— OBJECTIVE —
Copy out every line of the records where the string "comunicación" occurs.

— RECORDS SHOWN —

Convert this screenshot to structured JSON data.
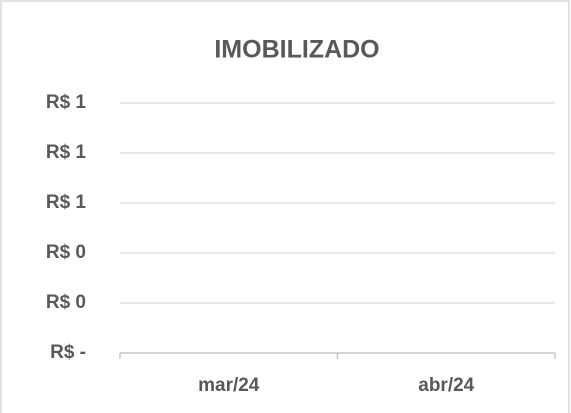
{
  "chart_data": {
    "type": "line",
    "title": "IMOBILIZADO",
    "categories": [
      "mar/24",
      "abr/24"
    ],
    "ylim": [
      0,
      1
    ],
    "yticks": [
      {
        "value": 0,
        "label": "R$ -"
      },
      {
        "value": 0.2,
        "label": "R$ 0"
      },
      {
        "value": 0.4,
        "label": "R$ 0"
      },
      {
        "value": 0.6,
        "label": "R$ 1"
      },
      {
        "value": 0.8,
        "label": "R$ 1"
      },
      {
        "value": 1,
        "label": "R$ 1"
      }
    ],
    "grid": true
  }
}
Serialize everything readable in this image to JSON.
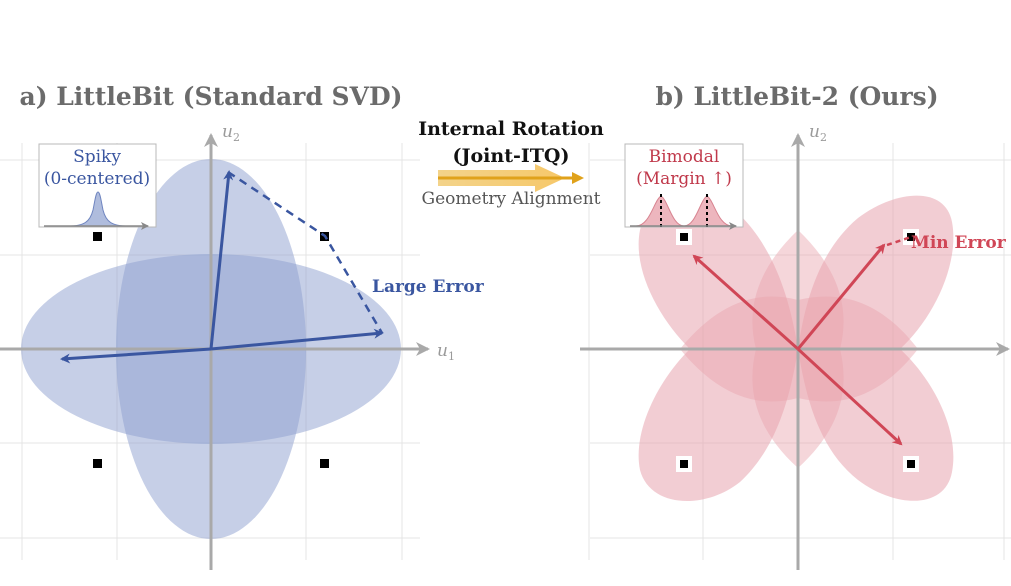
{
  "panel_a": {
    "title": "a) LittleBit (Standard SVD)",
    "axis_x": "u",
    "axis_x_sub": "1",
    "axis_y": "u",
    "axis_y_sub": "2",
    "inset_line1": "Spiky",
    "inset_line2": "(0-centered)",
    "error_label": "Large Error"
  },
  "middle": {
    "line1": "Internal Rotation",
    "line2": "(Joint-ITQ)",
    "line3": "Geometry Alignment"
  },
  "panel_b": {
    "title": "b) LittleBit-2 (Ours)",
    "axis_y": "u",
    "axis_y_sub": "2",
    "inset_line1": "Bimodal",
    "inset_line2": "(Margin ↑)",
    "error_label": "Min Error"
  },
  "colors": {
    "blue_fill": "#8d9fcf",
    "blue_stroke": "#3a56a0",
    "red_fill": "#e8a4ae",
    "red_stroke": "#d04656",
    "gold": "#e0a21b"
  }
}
...
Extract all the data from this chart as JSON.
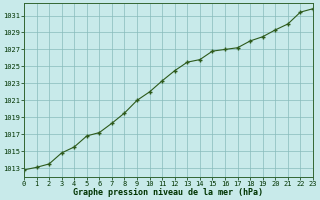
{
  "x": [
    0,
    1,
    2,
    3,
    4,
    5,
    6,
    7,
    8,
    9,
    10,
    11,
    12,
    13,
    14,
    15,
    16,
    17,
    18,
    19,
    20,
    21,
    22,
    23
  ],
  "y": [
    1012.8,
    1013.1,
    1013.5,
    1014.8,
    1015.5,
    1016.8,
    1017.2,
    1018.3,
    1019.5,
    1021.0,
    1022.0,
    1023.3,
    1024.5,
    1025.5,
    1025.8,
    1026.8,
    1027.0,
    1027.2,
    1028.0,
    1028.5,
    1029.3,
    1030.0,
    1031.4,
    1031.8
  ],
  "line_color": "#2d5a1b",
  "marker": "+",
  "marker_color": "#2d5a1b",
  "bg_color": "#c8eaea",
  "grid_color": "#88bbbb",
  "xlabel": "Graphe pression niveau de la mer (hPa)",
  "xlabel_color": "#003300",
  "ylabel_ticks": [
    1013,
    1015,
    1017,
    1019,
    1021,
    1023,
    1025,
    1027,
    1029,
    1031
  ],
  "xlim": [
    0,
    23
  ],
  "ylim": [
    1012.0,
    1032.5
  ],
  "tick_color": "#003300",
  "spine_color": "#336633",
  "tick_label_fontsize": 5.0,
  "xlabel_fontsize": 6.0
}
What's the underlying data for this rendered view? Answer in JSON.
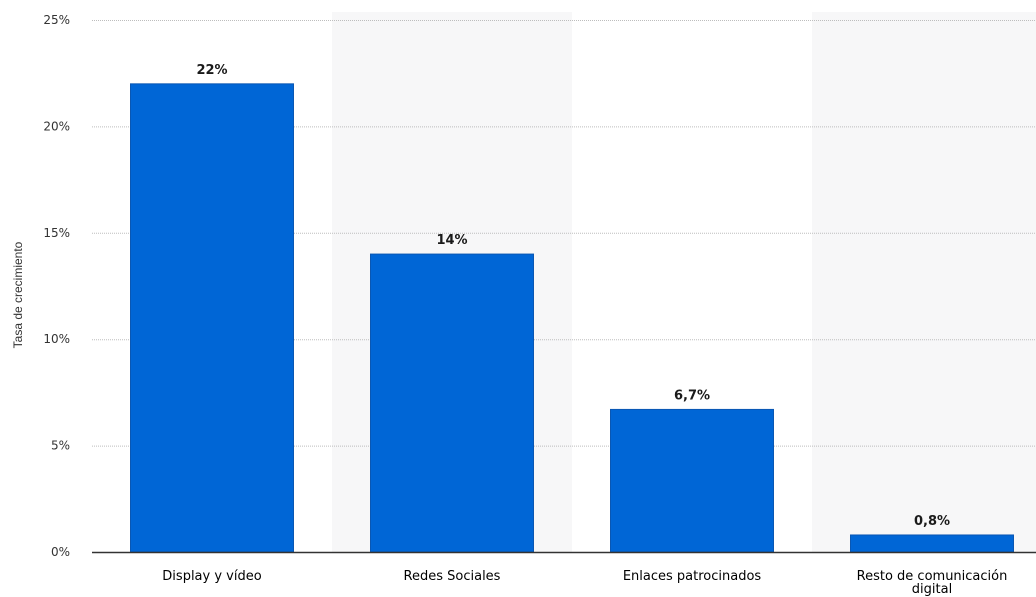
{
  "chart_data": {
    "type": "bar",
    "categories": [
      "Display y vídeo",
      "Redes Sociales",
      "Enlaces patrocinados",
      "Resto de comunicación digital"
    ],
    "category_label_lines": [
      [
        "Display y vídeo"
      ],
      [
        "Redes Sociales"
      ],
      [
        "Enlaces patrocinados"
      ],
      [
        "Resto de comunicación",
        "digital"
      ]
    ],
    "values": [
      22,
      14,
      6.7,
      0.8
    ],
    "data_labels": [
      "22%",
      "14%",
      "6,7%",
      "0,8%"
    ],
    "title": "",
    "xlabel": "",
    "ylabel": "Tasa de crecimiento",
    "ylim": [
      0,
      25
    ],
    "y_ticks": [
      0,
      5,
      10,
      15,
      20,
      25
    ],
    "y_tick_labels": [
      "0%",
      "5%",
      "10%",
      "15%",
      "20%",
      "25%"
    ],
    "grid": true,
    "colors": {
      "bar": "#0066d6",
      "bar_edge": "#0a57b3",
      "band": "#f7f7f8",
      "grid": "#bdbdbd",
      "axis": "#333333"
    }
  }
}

— WRITTEN SOLUTION —
      "Resto de comunicación digital"
        "Resto de comunicación",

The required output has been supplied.